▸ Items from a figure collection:

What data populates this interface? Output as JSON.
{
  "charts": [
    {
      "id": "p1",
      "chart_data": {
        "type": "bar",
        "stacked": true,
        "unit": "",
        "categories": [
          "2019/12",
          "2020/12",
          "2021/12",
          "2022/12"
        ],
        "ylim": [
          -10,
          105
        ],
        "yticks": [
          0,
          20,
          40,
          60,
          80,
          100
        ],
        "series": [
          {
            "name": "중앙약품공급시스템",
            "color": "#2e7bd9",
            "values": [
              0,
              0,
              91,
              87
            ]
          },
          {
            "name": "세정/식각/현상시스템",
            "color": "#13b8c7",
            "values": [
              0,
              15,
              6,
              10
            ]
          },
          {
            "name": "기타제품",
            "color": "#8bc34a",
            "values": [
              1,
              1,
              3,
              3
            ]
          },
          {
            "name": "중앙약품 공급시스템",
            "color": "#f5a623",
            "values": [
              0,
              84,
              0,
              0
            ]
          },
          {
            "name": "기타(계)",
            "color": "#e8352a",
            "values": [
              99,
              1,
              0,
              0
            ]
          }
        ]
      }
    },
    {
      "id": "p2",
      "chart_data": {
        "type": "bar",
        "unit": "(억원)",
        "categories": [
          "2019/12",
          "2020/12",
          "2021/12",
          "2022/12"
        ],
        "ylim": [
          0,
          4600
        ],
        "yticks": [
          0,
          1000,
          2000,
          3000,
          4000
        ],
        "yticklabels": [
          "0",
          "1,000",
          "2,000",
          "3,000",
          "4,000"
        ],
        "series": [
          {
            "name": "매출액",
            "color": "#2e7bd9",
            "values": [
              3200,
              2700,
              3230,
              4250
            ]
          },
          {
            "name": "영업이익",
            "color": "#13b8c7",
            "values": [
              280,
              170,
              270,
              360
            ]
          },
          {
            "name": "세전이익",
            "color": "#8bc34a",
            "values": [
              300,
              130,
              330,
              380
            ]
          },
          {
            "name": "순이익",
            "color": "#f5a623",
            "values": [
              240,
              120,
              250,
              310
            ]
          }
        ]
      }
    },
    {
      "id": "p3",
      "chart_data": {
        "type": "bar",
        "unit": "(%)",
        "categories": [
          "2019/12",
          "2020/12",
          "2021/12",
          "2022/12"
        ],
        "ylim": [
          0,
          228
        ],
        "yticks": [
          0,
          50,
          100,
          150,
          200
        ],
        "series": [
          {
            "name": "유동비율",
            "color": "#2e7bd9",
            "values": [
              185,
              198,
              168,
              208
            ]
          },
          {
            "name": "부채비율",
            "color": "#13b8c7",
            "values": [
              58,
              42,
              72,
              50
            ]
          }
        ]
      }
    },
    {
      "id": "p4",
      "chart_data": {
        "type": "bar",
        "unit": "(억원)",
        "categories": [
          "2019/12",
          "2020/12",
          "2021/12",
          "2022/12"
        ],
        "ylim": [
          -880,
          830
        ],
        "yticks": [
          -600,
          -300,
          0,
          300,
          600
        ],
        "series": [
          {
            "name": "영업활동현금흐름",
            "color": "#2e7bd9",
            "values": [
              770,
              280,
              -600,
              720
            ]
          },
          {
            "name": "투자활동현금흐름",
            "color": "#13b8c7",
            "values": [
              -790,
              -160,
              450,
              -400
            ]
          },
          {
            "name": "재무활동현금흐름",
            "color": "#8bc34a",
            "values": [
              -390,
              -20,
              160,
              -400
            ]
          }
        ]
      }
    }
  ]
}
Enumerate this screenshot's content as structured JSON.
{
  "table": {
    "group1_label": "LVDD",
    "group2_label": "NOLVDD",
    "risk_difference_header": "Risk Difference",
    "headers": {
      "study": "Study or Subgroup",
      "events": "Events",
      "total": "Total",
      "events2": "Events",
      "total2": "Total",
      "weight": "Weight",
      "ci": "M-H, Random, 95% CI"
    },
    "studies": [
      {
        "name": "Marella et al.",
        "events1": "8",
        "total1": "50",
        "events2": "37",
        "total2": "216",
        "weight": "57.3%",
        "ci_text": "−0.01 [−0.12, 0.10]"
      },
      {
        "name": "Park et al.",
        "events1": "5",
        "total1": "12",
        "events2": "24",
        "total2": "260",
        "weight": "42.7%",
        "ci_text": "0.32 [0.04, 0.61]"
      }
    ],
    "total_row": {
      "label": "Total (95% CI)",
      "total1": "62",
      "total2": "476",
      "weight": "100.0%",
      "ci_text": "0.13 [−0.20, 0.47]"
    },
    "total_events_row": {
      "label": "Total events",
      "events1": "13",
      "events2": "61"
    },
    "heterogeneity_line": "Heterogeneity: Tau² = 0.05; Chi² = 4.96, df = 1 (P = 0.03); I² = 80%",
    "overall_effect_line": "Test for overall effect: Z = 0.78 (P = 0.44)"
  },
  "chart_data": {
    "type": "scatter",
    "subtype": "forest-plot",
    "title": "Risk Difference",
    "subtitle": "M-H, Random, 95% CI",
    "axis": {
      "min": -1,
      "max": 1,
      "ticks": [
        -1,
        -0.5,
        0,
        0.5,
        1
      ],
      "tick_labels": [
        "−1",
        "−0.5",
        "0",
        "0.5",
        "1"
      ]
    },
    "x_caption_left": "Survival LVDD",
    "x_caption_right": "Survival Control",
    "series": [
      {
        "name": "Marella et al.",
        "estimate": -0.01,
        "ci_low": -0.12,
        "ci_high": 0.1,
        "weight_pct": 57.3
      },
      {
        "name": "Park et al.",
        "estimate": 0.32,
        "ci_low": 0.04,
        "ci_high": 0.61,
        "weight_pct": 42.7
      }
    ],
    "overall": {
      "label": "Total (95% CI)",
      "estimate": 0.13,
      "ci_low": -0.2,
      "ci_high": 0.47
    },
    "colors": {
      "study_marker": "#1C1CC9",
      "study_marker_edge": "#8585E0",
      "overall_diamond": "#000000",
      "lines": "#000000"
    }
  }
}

▸ Exercise directions:
Copy out each line exactly as written.

▸ Answer to this exercise:
What data populates this interface? Output as JSON.
{
  "charts": [
    {
      "id": "p1",
      "chart_data": {
        "type": "bar",
        "stacked": true,
        "unit": "",
        "categories": [
          "2019/12",
          "2020/12",
          "2021/12",
          "2022/12"
        ],
        "ylim": [
          -10,
          105
        ],
        "yticks": [
          0,
          20,
          40,
          60,
          80,
          100
        ],
        "series": [
          {
            "name": "중앙약품공급시스템",
            "color": "#2e7bd9",
            "values": [
              0,
              0,
              91,
              87
            ]
          },
          {
            "name": "세정/식각/현상시스템",
            "color": "#13b8c7",
            "values": [
              0,
              15,
              6,
              10
            ]
          },
          {
            "name": "기타제품",
            "color": "#8bc34a",
            "values": [
              1,
              1,
              3,
              3
            ]
          },
          {
            "name": "중앙약품 공급시스템",
            "color": "#f5a623",
            "values": [
              0,
              84,
              0,
              0
            ]
          },
          {
            "name": "기타(계)",
            "color": "#e8352a",
            "values": [
              99,
              1,
              0,
              0
            ]
          }
        ]
      }
    },
    {
      "id": "p2",
      "chart_data": {
        "type": "bar",
        "unit": "(억원)",
        "categories": [
          "2019/12",
          "2020/12",
          "2021/12",
          "2022/12"
        ],
        "ylim": [
          0,
          4600
        ],
        "yticks": [
          0,
          1000,
          2000,
          3000,
          4000
        ],
        "yticklabels": [
          "0",
          "1,000",
          "2,000",
          "3,000",
          "4,000"
        ],
        "series": [
          {
            "name": "매출액",
            "color": "#2e7bd9",
            "values": [
              3200,
              2700,
              3230,
              4250
            ]
          },
          {
            "name": "영업이익",
            "color": "#13b8c7",
            "values": [
              280,
              170,
              270,
              360
            ]
          },
          {
            "name": "세전이익",
            "color": "#8bc34a",
            "values": [
              300,
              130,
              330,
              380
            ]
          },
          {
            "name": "순이익",
            "color": "#f5a623",
            "values": [
              240,
              120,
              250,
              310
            ]
          }
        ]
      }
    },
    {
      "id": "p3",
      "chart_data": {
        "type": "bar",
        "unit": "(%)",
        "categories": [
          "2019/12",
          "2020/12",
          "2021/12",
          "2022/12"
        ],
        "ylim": [
          0,
          228
        ],
        "yticks": [
          0,
          50,
          100,
          150,
          200
        ],
        "series": [
          {
            "name": "유동비율",
            "color": "#2e7bd9",
            "values": [
              185,
              198,
              168,
              208
            ]
          },
          {
            "name": "부채비율",
            "color": "#13b8c7",
            "values": [
              58,
              42,
              72,
              50
            ]
          }
        ]
      }
    },
    {
      "id": "p4",
      "chart_data": {
        "type": "bar",
        "unit": "(억원)",
        "categories": [
          "2019/12",
          "2020/12",
          "2021/12",
          "2022/12"
        ],
        "ylim": [
          -880,
          830
        ],
        "yticks": [
          -600,
          -300,
          0,
          300,
          600
        ],
        "series": [
          {
            "name": "영업활동현금흐름",
            "color": "#2e7bd9",
            "values": [
              770,
              280,
              -600,
              720
            ]
          },
          {
            "name": "투자활동현금흐름",
            "color": "#13b8c7",
            "values": [
              -790,
              -160,
              450,
              -400
            ]
          },
          {
            "name": "재무활동현금흐름",
            "color": "#8bc34a",
            "values": [
              -390,
              -20,
              160,
              -400
            ]
          }
        ]
      }
    }
  ]
}
Enumerate this screenshot's content as structured JSON.
{
  "table": {
    "group1_label": "LVDD",
    "group2_label": "NOLVDD",
    "risk_difference_header": "Risk Difference",
    "headers": {
      "study": "Study or Subgroup",
      "events": "Events",
      "total": "Total",
      "events2": "Events",
      "total2": "Total",
      "weight": "Weight",
      "ci": "M-H, Random, 95% CI"
    },
    "studies": [
      {
        "name": "Marella et al.",
        "events1": "8",
        "total1": "50",
        "events2": "37",
        "total2": "216",
        "weight": "57.3%",
        "ci_text": "−0.01 [−0.12, 0.10]"
      },
      {
        "name": "Park et al.",
        "events1": "5",
        "total1": "12",
        "events2": "24",
        "total2": "260",
        "weight": "42.7%",
        "ci_text": "0.32 [0.04, 0.61]"
      }
    ],
    "total_row": {
      "label": "Total (95% CI)",
      "total1": "62",
      "total2": "476",
      "weight": "100.0%",
      "ci_text": "0.13 [−0.20, 0.47]"
    },
    "total_events_row": {
      "label": "Total events",
      "events1": "13",
      "events2": "61"
    },
    "heterogeneity_line": "Heterogeneity: Tau² = 0.05; Chi² = 4.96, df = 1 (P = 0.03); I² = 80%",
    "overall_effect_line": "Test for overall effect: Z = 0.78 (P = 0.44)"
  },
  "chart_data": {
    "type": "scatter",
    "subtype": "forest-plot",
    "title": "Risk Difference",
    "subtitle": "M-H, Random, 95% CI",
    "axis": {
      "min": -1,
      "max": 1,
      "ticks": [
        -1,
        -0.5,
        0,
        0.5,
        1
      ],
      "tick_labels": [
        "−1",
        "−0.5",
        "0",
        "0.5",
        "1"
      ]
    },
    "x_caption_left": "Survival LVDD",
    "x_caption_right": "Survival Control",
    "series": [
      {
        "name": "Marella et al.",
        "estimate": -0.01,
        "ci_low": -0.12,
        "ci_high": 0.1,
        "weight_pct": 57.3
      },
      {
        "name": "Park et al.",
        "estimate": 0.32,
        "ci_low": 0.04,
        "ci_high": 0.61,
        "weight_pct": 42.7
      }
    ],
    "overall": {
      "label": "Total (95% CI)",
      "estimate": 0.13,
      "ci_low": -0.2,
      "ci_high": 0.47
    },
    "colors": {
      "study_marker": "#1C1CC9",
      "study_marker_edge": "#8585E0",
      "overall_diamond": "#000000",
      "lines": "#000000"
    }
  }
}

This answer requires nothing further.